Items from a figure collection

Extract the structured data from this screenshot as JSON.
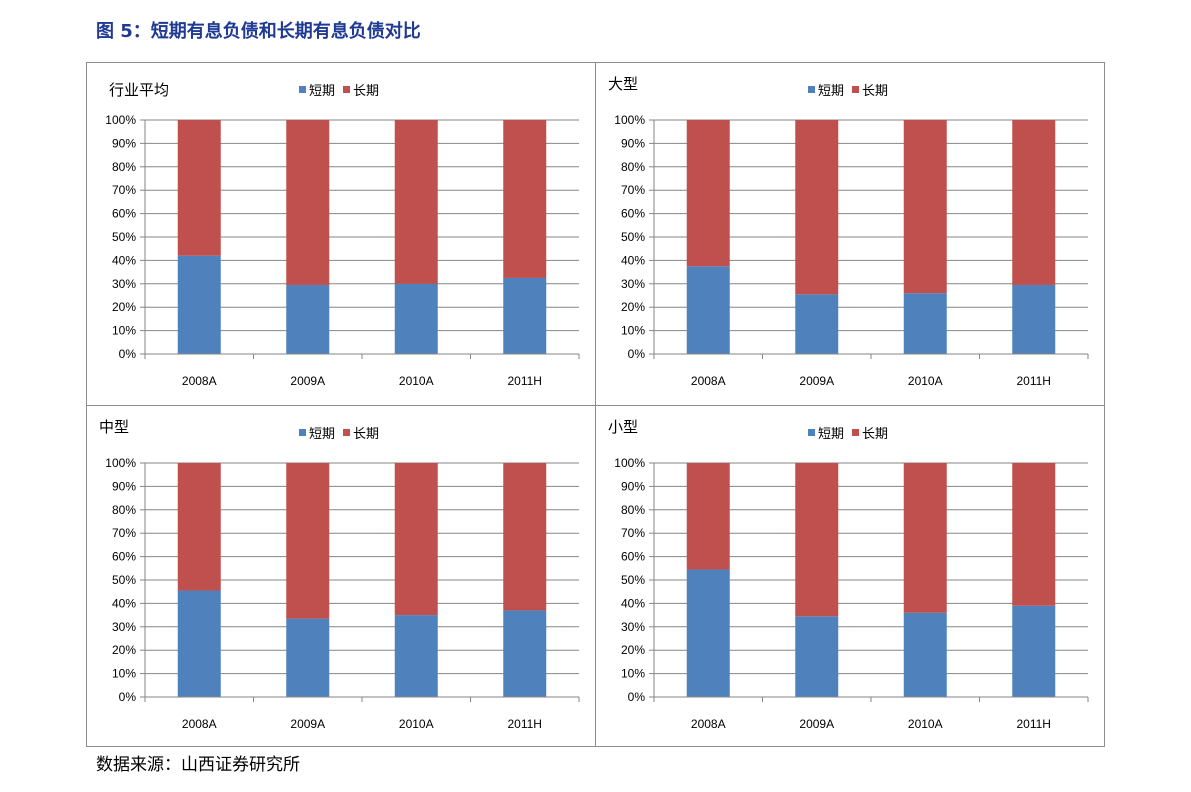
{
  "figure": {
    "title": "图 5：短期有息负债和长期有息负债对比",
    "source": "数据来源：山西证券研究所"
  },
  "colors": {
    "short": "#4f81bd",
    "long": "#c0504d",
    "grid": "#868686",
    "axis": "#868686"
  },
  "legend": {
    "short_label": "短期",
    "long_label": "长期"
  },
  "chart_data": [
    {
      "type": "bar",
      "stacked": true,
      "title": "行业平均",
      "categories": [
        "2008A",
        "2009A",
        "2010A",
        "2011H"
      ],
      "series": [
        {
          "name": "短期",
          "values": [
            42,
            29.5,
            30,
            32.5
          ]
        },
        {
          "name": "长期",
          "values": [
            58,
            70.5,
            70,
            67.5
          ]
        }
      ],
      "yticks": [
        "0%",
        "10%",
        "20%",
        "30%",
        "40%",
        "50%",
        "60%",
        "70%",
        "80%",
        "90%",
        "100%"
      ],
      "ylim": [
        0,
        100
      ],
      "grid": true,
      "legend_position": "top"
    },
    {
      "type": "bar",
      "stacked": true,
      "title": "大型",
      "categories": [
        "2008A",
        "2009A",
        "2010A",
        "2011H"
      ],
      "series": [
        {
          "name": "短期",
          "values": [
            37.5,
            25.5,
            26,
            29.5
          ]
        },
        {
          "name": "长期",
          "values": [
            62.5,
            74.5,
            74,
            70.5
          ]
        }
      ],
      "yticks": [
        "0%",
        "10%",
        "20%",
        "30%",
        "40%",
        "50%",
        "60%",
        "70%",
        "80%",
        "90%",
        "100%"
      ],
      "ylim": [
        0,
        100
      ],
      "grid": true,
      "legend_position": "top"
    },
    {
      "type": "bar",
      "stacked": true,
      "title": "中型",
      "categories": [
        "2008A",
        "2009A",
        "2010A",
        "2011H"
      ],
      "series": [
        {
          "name": "短期",
          "values": [
            45.5,
            33.5,
            35,
            37
          ]
        },
        {
          "name": "长期",
          "values": [
            54.5,
            66.5,
            65,
            63
          ]
        }
      ],
      "yticks": [
        "0%",
        "10%",
        "20%",
        "30%",
        "40%",
        "50%",
        "60%",
        "70%",
        "80%",
        "90%",
        "100%"
      ],
      "ylim": [
        0,
        100
      ],
      "grid": true,
      "legend_position": "top"
    },
    {
      "type": "bar",
      "stacked": true,
      "title": "小型",
      "categories": [
        "2008A",
        "2009A",
        "2010A",
        "2011H"
      ],
      "series": [
        {
          "name": "短期",
          "values": [
            54.5,
            34.5,
            36,
            39
          ]
        },
        {
          "name": "长期",
          "values": [
            45.5,
            65.5,
            64,
            61
          ]
        }
      ],
      "yticks": [
        "0%",
        "10%",
        "20%",
        "30%",
        "40%",
        "50%",
        "60%",
        "70%",
        "80%",
        "90%",
        "100%"
      ],
      "ylim": [
        0,
        100
      ],
      "grid": true,
      "legend_position": "top"
    }
  ]
}
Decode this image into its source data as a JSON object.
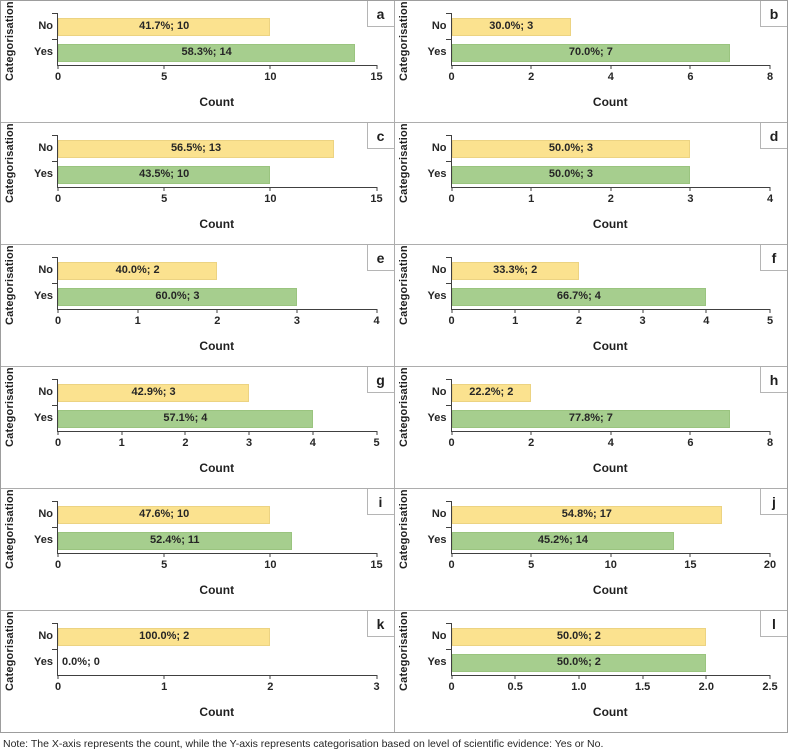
{
  "figure": {
    "ylabel": "Categorisation",
    "xlabel": "Count",
    "note": "Note: The X-axis represents the count, while the Y-axis represents categorisation based on level of scientific evidence: Yes or No."
  },
  "colors": {
    "bars": [
      {
        "category": "No",
        "fill": "#FBE28F",
        "border": "#ecd382"
      },
      {
        "category": "Yes",
        "fill": "#A6CE8E",
        "border": "#9ac47f"
      }
    ],
    "axis": "#404040",
    "panel_border": "#adadad",
    "label_text": "#262626"
  },
  "chart_data": [
    {
      "type": "bar",
      "orientation": "horizontal",
      "panel": "a",
      "ylabel": "Categorisation",
      "xlabel": "Count",
      "categories": [
        "No",
        "Yes"
      ],
      "values": [
        10,
        14
      ],
      "percentages": [
        41.7,
        58.3
      ],
      "bar_labels": [
        "41.7%; 10",
        "58.3%; 14"
      ],
      "xlim": [
        0,
        15
      ],
      "xticks": [
        0,
        5,
        10,
        15
      ],
      "xtick_labels": [
        "0",
        "5",
        "10",
        "15"
      ],
      "grid": false,
      "legend": false
    },
    {
      "type": "bar",
      "orientation": "horizontal",
      "panel": "b",
      "ylabel": "Categorisation",
      "xlabel": "Count",
      "categories": [
        "No",
        "Yes"
      ],
      "values": [
        3,
        7
      ],
      "percentages": [
        30.0,
        70.0
      ],
      "bar_labels": [
        "30.0%; 3",
        "70.0%; 7"
      ],
      "xlim": [
        0,
        8
      ],
      "xticks": [
        0,
        2,
        4,
        6,
        8
      ],
      "xtick_labels": [
        "0",
        "2",
        "4",
        "6",
        "8"
      ],
      "grid": false,
      "legend": false
    },
    {
      "type": "bar",
      "orientation": "horizontal",
      "panel": "c",
      "ylabel": "Categorisation",
      "xlabel": "Count",
      "categories": [
        "No",
        "Yes"
      ],
      "values": [
        13,
        10
      ],
      "percentages": [
        56.5,
        43.5
      ],
      "bar_labels": [
        "56.5%; 13",
        "43.5%; 10"
      ],
      "xlim": [
        0,
        15
      ],
      "xticks": [
        0,
        5,
        10,
        15
      ],
      "xtick_labels": [
        "0",
        "5",
        "10",
        "15"
      ],
      "grid": false,
      "legend": false
    },
    {
      "type": "bar",
      "orientation": "horizontal",
      "panel": "d",
      "ylabel": "Categorisation",
      "xlabel": "Count",
      "categories": [
        "No",
        "Yes"
      ],
      "values": [
        3,
        3
      ],
      "percentages": [
        50.0,
        50.0
      ],
      "bar_labels": [
        "50.0%; 3",
        "50.0%; 3"
      ],
      "xlim": [
        0,
        4
      ],
      "xticks": [
        0,
        1,
        2,
        3,
        4
      ],
      "xtick_labels": [
        "0",
        "1",
        "2",
        "3",
        "4"
      ],
      "grid": false,
      "legend": false
    },
    {
      "type": "bar",
      "orientation": "horizontal",
      "panel": "e",
      "ylabel": "Categorisation",
      "xlabel": "Count",
      "categories": [
        "No",
        "Yes"
      ],
      "values": [
        2,
        3
      ],
      "percentages": [
        40.0,
        60.0
      ],
      "bar_labels": [
        "40.0%; 2",
        "60.0%; 3"
      ],
      "xlim": [
        0,
        4
      ],
      "xticks": [
        0,
        1,
        2,
        3,
        4
      ],
      "xtick_labels": [
        "0",
        "1",
        "2",
        "3",
        "4"
      ],
      "grid": false,
      "legend": false
    },
    {
      "type": "bar",
      "orientation": "horizontal",
      "panel": "f",
      "ylabel": "Categorisation",
      "xlabel": "Count",
      "categories": [
        "No",
        "Yes"
      ],
      "values": [
        2,
        4
      ],
      "percentages": [
        33.3,
        66.7
      ],
      "bar_labels": [
        "33.3%; 2",
        "66.7%; 4"
      ],
      "xlim": [
        0,
        5
      ],
      "xticks": [
        0,
        1,
        2,
        3,
        4,
        5
      ],
      "xtick_labels": [
        "0",
        "1",
        "2",
        "3",
        "4",
        "5"
      ],
      "grid": false,
      "legend": false
    },
    {
      "type": "bar",
      "orientation": "horizontal",
      "panel": "g",
      "ylabel": "Categorisation",
      "xlabel": "Count",
      "categories": [
        "No",
        "Yes"
      ],
      "values": [
        3,
        4
      ],
      "percentages": [
        42.9,
        57.1
      ],
      "bar_labels": [
        "42.9%; 3",
        "57.1%; 4"
      ],
      "xlim": [
        0,
        5
      ],
      "xticks": [
        0,
        1,
        2,
        3,
        4,
        5
      ],
      "xtick_labels": [
        "0",
        "1",
        "2",
        "3",
        "4",
        "5"
      ],
      "grid": false,
      "legend": false
    },
    {
      "type": "bar",
      "orientation": "horizontal",
      "panel": "h",
      "ylabel": "Categorisation",
      "xlabel": "Count",
      "categories": [
        "No",
        "Yes"
      ],
      "values": [
        2,
        7
      ],
      "percentages": [
        22.2,
        77.8
      ],
      "bar_labels": [
        "22.2%; 2",
        "77.8%; 7"
      ],
      "xlim": [
        0,
        8
      ],
      "xticks": [
        0,
        2,
        4,
        6,
        8
      ],
      "xtick_labels": [
        "0",
        "2",
        "4",
        "6",
        "8"
      ],
      "grid": false,
      "legend": false
    },
    {
      "type": "bar",
      "orientation": "horizontal",
      "panel": "i",
      "ylabel": "Categorisation",
      "xlabel": "Count",
      "categories": [
        "No",
        "Yes"
      ],
      "values": [
        10,
        11
      ],
      "percentages": [
        47.6,
        52.4
      ],
      "bar_labels": [
        "47.6%; 10",
        "52.4%; 11"
      ],
      "xlim": [
        0,
        15
      ],
      "xticks": [
        0,
        5,
        10,
        15
      ],
      "xtick_labels": [
        "0",
        "5",
        "10",
        "15"
      ],
      "grid": false,
      "legend": false
    },
    {
      "type": "bar",
      "orientation": "horizontal",
      "panel": "j",
      "ylabel": "Categorisation",
      "xlabel": "Count",
      "categories": [
        "No",
        "Yes"
      ],
      "values": [
        17,
        14
      ],
      "percentages": [
        54.8,
        45.2
      ],
      "bar_labels": [
        "54.8%; 17",
        "45.2%; 14"
      ],
      "xlim": [
        0,
        20
      ],
      "xticks": [
        0,
        5,
        10,
        15,
        20
      ],
      "xtick_labels": [
        "0",
        "5",
        "10",
        "15",
        "20"
      ],
      "grid": false,
      "legend": false
    },
    {
      "type": "bar",
      "orientation": "horizontal",
      "panel": "k",
      "ylabel": "Categorisation",
      "xlabel": "Count",
      "categories": [
        "No",
        "Yes"
      ],
      "values": [
        2,
        0
      ],
      "percentages": [
        100.0,
        0.0
      ],
      "bar_labels": [
        "100.0%; 2",
        "0.0%; 0"
      ],
      "xlim": [
        0,
        3
      ],
      "xticks": [
        0,
        1,
        2,
        3
      ],
      "xtick_labels": [
        "0",
        "1",
        "2",
        "3"
      ],
      "grid": false,
      "legend": false
    },
    {
      "type": "bar",
      "orientation": "horizontal",
      "panel": "l",
      "ylabel": "Categorisation",
      "xlabel": "Count",
      "categories": [
        "No",
        "Yes"
      ],
      "values": [
        2,
        2
      ],
      "percentages": [
        50.0,
        50.0
      ],
      "bar_labels": [
        "50.0%; 2",
        "50.0%; 2"
      ],
      "xlim": [
        0,
        2.5
      ],
      "xticks": [
        0,
        0.5,
        1.0,
        1.5,
        2.0,
        2.5
      ],
      "xtick_labels": [
        "0",
        "0.5",
        "1.0",
        "1.5",
        "2.0",
        "2.5"
      ],
      "grid": false,
      "legend": false
    }
  ]
}
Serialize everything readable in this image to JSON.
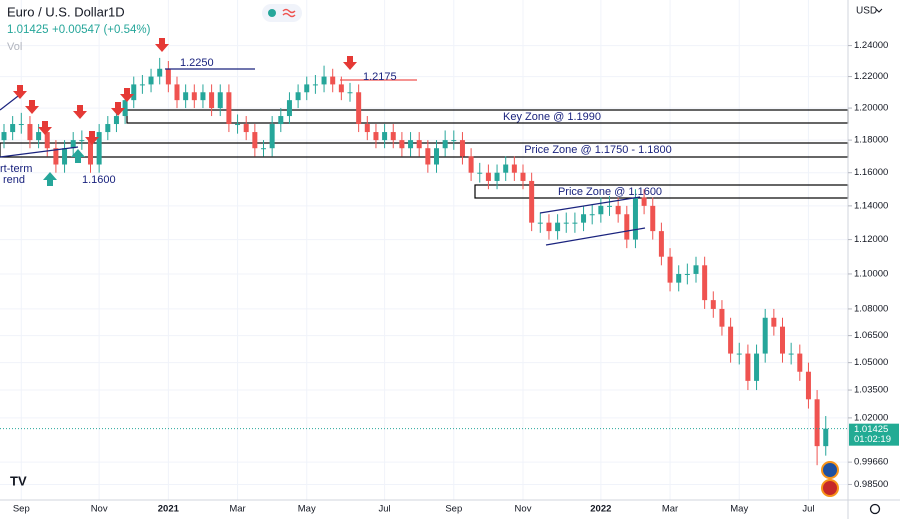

● Given exercise: Check the data for the word "JSON" and pull out the lines that have it.

● Result:
Extract the structured data from this screenshot as JSON.
Decode this image into its source data as a JSON object.
Serialize everything readable in this image to JSON.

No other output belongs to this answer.